▶ **Written instruction**: Copy out, word for word, the stretch of items from the very first one through the line containing "y-tick-label: 43000.00 [964,324,1006,335]", keeping both ends.

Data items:

• • • • • • •

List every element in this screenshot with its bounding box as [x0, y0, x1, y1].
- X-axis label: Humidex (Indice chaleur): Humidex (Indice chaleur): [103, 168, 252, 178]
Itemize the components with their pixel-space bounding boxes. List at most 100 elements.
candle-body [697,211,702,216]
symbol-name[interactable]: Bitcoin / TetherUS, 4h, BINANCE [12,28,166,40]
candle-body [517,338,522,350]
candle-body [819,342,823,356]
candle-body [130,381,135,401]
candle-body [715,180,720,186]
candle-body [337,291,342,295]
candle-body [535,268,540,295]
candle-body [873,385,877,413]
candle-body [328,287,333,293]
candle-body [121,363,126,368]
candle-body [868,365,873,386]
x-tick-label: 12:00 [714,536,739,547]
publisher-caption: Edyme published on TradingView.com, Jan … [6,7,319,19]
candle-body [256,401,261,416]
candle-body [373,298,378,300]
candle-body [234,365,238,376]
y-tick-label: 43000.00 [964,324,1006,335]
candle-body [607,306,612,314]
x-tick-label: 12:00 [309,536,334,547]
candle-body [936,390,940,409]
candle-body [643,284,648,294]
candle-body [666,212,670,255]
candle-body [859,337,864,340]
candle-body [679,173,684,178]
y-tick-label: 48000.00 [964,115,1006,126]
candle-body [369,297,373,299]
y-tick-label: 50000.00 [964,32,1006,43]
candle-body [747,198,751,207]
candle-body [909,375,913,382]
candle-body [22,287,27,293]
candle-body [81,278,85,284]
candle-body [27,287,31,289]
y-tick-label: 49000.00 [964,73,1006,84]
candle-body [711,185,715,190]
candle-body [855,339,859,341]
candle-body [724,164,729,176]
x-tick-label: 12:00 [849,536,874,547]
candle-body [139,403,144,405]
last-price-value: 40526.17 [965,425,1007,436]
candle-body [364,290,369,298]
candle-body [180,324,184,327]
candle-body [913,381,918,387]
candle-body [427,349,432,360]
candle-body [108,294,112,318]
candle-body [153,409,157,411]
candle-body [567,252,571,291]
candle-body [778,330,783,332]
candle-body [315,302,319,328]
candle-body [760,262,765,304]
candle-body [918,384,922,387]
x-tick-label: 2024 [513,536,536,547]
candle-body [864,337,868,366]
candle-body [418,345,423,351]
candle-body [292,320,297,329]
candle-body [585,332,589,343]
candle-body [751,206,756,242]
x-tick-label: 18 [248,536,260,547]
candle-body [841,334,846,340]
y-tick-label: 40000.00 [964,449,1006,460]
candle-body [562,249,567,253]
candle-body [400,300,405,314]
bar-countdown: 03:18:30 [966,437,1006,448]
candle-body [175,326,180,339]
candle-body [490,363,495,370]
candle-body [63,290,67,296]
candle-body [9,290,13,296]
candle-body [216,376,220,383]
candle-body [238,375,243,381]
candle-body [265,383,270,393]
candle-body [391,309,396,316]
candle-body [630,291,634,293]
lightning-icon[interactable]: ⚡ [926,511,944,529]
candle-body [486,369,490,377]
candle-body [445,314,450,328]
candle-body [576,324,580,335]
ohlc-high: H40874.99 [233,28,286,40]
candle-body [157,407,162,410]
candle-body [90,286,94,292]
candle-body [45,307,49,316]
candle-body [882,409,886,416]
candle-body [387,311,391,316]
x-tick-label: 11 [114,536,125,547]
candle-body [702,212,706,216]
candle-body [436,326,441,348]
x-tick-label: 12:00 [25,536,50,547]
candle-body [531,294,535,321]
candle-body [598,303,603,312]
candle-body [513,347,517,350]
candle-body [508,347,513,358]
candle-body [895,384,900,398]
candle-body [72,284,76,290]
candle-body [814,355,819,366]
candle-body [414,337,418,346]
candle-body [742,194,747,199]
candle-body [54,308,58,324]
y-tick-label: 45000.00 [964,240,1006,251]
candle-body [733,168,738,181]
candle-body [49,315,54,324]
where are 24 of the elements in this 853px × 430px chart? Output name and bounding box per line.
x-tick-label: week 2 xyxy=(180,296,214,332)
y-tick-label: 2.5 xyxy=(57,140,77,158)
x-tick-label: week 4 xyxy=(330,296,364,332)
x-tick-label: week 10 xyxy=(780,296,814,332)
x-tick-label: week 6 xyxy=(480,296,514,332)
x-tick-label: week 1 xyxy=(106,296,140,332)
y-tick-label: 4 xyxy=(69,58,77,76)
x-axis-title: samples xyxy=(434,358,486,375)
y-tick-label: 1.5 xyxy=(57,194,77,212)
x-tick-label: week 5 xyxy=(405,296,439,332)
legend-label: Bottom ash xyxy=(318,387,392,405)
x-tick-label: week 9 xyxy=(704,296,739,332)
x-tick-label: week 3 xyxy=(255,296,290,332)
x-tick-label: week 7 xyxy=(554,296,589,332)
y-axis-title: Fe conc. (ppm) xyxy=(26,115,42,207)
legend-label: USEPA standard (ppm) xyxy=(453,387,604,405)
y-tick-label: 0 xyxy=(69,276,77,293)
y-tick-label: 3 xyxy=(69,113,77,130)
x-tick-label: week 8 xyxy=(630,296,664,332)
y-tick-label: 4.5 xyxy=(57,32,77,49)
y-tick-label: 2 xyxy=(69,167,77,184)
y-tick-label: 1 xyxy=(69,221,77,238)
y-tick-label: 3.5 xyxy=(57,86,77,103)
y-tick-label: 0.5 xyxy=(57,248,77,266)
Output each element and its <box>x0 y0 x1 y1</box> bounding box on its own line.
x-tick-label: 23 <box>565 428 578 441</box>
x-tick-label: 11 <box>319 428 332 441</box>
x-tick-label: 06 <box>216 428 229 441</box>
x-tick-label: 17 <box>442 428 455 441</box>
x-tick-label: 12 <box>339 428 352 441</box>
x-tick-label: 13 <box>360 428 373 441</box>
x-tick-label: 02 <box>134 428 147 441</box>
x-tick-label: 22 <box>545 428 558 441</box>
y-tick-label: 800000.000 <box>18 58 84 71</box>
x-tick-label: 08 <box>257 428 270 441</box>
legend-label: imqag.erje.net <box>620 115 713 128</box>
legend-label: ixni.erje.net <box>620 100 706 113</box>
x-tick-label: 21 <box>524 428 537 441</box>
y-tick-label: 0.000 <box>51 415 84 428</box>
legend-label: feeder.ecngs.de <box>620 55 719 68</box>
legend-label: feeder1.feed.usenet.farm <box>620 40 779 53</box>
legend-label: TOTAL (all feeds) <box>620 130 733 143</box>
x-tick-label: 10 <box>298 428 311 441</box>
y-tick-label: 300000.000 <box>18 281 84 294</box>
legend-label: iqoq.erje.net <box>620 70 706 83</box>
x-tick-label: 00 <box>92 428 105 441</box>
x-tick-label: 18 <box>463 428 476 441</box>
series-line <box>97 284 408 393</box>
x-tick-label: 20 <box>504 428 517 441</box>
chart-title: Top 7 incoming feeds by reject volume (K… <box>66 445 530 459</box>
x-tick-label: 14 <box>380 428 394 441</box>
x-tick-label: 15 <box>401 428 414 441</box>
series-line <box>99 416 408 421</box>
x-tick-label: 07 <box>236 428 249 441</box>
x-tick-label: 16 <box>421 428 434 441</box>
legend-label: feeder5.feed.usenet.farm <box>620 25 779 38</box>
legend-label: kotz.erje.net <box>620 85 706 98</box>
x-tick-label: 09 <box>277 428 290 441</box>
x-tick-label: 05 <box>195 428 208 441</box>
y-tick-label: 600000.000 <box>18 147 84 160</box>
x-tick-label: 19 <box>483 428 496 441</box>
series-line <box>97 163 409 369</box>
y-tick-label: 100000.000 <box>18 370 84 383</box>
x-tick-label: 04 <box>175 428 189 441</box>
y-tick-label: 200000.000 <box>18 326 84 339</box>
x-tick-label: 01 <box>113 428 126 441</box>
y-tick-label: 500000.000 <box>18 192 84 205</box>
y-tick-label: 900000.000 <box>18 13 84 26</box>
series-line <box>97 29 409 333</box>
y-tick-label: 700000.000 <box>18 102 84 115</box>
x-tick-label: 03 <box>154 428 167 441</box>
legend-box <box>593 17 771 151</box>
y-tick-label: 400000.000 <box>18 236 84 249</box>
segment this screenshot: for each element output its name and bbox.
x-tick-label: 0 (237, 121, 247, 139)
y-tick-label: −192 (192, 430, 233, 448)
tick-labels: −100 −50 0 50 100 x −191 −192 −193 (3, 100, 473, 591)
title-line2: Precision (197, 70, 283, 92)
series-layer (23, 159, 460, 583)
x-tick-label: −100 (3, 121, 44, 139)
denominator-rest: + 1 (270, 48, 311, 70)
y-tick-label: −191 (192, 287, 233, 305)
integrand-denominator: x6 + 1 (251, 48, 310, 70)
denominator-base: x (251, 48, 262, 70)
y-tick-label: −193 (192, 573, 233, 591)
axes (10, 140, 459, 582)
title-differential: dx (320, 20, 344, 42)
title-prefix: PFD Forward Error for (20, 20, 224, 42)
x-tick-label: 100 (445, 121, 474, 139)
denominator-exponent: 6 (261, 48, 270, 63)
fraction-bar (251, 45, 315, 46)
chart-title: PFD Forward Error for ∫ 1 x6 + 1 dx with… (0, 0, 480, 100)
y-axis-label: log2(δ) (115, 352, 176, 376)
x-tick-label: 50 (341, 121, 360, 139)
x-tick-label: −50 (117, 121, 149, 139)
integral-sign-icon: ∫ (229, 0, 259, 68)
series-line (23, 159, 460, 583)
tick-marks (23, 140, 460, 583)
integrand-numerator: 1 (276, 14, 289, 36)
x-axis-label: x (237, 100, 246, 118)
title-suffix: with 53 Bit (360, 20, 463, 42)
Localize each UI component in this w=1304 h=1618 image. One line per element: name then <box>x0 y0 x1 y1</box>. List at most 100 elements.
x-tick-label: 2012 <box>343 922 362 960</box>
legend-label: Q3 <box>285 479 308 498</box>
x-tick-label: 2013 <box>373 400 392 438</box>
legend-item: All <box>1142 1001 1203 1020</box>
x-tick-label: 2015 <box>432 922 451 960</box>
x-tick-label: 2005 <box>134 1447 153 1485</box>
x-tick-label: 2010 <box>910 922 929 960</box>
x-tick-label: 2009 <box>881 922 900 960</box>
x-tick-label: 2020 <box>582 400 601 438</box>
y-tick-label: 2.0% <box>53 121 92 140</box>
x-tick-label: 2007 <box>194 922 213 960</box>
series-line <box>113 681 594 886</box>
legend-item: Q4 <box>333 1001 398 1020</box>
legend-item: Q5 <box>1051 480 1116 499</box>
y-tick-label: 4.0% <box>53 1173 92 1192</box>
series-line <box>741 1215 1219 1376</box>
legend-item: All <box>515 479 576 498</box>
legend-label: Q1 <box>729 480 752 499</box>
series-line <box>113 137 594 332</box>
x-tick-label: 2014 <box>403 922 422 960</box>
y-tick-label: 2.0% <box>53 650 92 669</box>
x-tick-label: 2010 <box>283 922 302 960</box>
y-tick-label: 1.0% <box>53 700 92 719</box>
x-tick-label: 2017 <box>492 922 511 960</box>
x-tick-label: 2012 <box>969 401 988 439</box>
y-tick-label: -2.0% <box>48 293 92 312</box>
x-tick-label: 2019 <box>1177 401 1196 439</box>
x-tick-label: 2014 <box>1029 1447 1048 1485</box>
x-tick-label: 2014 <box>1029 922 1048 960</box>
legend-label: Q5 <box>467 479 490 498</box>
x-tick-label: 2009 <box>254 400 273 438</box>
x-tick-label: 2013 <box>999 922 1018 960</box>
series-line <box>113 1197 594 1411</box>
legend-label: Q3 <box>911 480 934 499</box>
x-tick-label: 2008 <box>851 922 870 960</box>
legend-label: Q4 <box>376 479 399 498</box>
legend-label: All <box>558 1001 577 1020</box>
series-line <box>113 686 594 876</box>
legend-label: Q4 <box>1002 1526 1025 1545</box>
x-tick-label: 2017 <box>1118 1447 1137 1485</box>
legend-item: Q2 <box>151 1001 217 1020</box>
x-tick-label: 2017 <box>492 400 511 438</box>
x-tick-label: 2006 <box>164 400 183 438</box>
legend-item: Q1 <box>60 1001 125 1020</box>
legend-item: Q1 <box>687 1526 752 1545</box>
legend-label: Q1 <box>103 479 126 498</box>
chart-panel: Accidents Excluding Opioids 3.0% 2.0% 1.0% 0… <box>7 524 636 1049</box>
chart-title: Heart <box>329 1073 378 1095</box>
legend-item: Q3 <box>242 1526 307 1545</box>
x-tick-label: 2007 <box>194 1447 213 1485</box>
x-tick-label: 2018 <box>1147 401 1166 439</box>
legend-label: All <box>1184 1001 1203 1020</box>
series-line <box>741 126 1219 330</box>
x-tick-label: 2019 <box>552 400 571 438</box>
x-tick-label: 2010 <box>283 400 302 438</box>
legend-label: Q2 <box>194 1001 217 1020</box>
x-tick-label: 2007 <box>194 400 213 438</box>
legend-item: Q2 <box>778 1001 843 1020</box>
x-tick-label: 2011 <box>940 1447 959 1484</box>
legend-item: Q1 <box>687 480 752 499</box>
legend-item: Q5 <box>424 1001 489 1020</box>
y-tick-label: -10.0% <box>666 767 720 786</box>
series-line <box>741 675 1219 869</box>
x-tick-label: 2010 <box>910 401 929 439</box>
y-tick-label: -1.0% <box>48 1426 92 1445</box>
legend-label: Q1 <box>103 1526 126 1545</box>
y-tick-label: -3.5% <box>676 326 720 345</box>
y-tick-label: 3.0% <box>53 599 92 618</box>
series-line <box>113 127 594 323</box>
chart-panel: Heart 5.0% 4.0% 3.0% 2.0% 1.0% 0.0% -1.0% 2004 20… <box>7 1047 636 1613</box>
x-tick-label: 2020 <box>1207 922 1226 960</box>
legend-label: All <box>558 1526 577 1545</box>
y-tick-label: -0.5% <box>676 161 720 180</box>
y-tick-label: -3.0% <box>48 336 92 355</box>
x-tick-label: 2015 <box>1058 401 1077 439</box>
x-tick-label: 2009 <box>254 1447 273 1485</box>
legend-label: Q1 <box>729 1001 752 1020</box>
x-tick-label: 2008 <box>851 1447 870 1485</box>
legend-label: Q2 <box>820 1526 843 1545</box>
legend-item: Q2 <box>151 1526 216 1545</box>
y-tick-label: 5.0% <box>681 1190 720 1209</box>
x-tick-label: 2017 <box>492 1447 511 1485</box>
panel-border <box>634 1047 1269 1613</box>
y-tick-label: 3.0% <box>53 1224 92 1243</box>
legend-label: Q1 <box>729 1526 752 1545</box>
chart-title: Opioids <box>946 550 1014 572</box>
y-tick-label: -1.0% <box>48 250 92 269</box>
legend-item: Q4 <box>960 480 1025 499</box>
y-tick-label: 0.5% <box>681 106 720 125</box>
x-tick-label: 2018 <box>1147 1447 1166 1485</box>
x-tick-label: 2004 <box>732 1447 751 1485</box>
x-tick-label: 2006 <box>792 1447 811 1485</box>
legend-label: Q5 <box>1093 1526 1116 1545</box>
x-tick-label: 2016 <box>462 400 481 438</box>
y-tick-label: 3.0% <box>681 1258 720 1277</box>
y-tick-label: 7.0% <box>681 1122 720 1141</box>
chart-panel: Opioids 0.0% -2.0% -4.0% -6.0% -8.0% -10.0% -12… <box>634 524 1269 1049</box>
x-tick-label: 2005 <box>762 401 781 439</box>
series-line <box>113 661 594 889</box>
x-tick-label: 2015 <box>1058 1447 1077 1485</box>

• • • • • • •

▶ **Full output**:
List every element in this screenshot with its bounding box as [x0, y0, x1, y1].
- X-axis label: Humidex (Indice chaleur): Humidex (Indice chaleur): [103, 168, 252, 178]
Itemize the components with their pixel-space bounding boxes. List at most 100 elements.
candle-body [697,211,702,216]
symbol-name[interactable]: Bitcoin / TetherUS, 4h, BINANCE [12,28,166,40]
candle-body [517,338,522,350]
candle-body [819,342,823,356]
candle-body [130,381,135,401]
candle-body [715,180,720,186]
candle-body [337,291,342,295]
candle-body [535,268,540,295]
candle-body [873,385,877,413]
candle-body [328,287,333,293]
candle-body [121,363,126,368]
candle-body [868,365,873,386]
x-tick-label: 12:00 [714,536,739,547]
publisher-caption: Edyme published on TradingView.com, Jan … [6,7,319,19]
candle-body [256,401,261,416]
candle-body [373,298,378,300]
candle-body [234,365,238,376]
y-tick-label: 43000.00 [964,324,1006,335]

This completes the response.